Count the lines in the entries below that contain the word or string "note", matching case exactly, and reply with that number alone.
--- START TASK MATERIAL ---
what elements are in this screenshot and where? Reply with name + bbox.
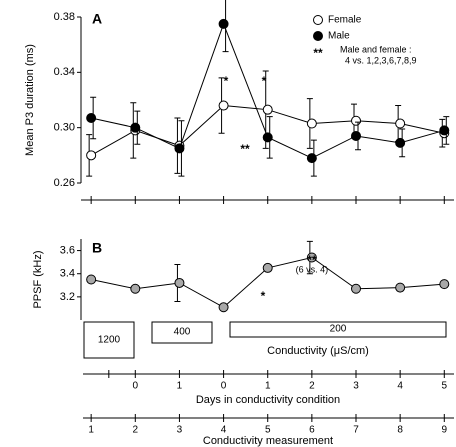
condition-box (229, 321, 447, 338)
days-tick-label: 4 (397, 381, 403, 392)
data-point (130, 283, 141, 294)
data-point (439, 125, 450, 136)
data-point (86, 150, 97, 161)
measurement-tick-label: 9 (442, 425, 448, 436)
data-point (351, 130, 362, 141)
annotation: ** (307, 253, 317, 267)
measurement-tick-label: 1 (88, 425, 94, 436)
legend-marker (313, 31, 323, 41)
data-point (218, 100, 229, 111)
data-point (86, 112, 97, 123)
legend-label: Male (328, 31, 350, 42)
data-point (130, 122, 141, 133)
y-axis-label: Mean P3 duration (ms) (24, 44, 36, 156)
legend-note: 4 vs. 1,2,3,6,7,8,9 (345, 55, 417, 65)
days-tick-label: 2 (309, 381, 315, 392)
y-axis-label: PPSF (kHz) (32, 250, 44, 308)
data-point (439, 279, 450, 290)
data-point (351, 283, 362, 294)
measurement-tick-label: 5 (265, 425, 271, 436)
data-point (306, 153, 317, 164)
condition-box (151, 321, 213, 344)
data-point (174, 143, 185, 154)
legend-symbol: ** (313, 46, 323, 60)
data-point (218, 18, 229, 29)
measurement-axis-title: Conductivity measurement (203, 435, 333, 447)
measurement-tick-label: 4 (221, 425, 227, 436)
days-tick-label: 0 (133, 381, 139, 392)
conditions-title: Conductivity (μS/cm) (267, 345, 369, 357)
legend-note: Male and female : (340, 44, 412, 54)
days-tick-label: 3 (353, 381, 359, 392)
data-point (262, 132, 273, 143)
annotation: * (262, 74, 267, 88)
condition-box (83, 321, 135, 359)
annotation: * (224, 74, 229, 88)
y-tick-label: 0.38 (54, 11, 75, 23)
days-tick-label: 1 (265, 381, 271, 392)
data-point (86, 274, 97, 285)
measurement-tick-label: 2 (133, 425, 139, 436)
legend-marker (313, 15, 323, 25)
days-tick-label: 5 (442, 381, 448, 392)
measurement-tick-label: 8 (397, 425, 403, 436)
panel-label: A (92, 11, 102, 27)
annotation: * (261, 289, 266, 303)
measurement-tick-label: 6 (309, 425, 315, 436)
data-point (306, 118, 317, 129)
panel-label: B (92, 240, 102, 256)
data-point (218, 302, 229, 313)
days-axis-title: Days in conductivity condition (196, 394, 340, 406)
measurement-tick-label: 3 (177, 425, 183, 436)
condition-label: 400 (174, 327, 191, 338)
data-point (174, 277, 185, 288)
measurement-tick-label: 7 (353, 425, 359, 436)
days-tick-label: 1 (177, 381, 183, 392)
y-tick-label: 0.34 (54, 66, 75, 78)
y-tick-label: 3.4 (60, 268, 75, 280)
condition-label: 200 (330, 324, 347, 335)
days-tick-label: 0 (221, 381, 227, 392)
data-point (395, 118, 406, 129)
data-point (262, 104, 273, 115)
data-point (395, 282, 406, 293)
condition-label: 1200 (98, 335, 121, 346)
data-point (262, 262, 273, 273)
data-point (306, 252, 317, 263)
legend-label: Female (328, 15, 362, 26)
data-point (395, 137, 406, 148)
y-tick-label: 3.6 (60, 244, 75, 256)
annotation: ** (240, 142, 250, 156)
data-point (351, 115, 362, 126)
y-tick-label: 0.26 (54, 177, 75, 189)
y-tick-label: 3.2 (60, 291, 75, 303)
annotation: (6 vs. 4) (296, 264, 329, 274)
y-tick-label: 0.30 (54, 122, 75, 134)
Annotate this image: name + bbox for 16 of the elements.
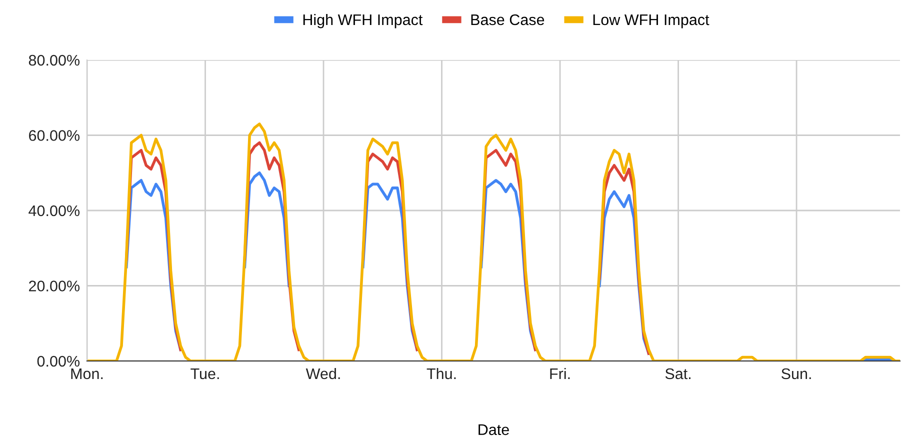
--- END TASK MATERIAL ---
• WORKED SOLUTION: 2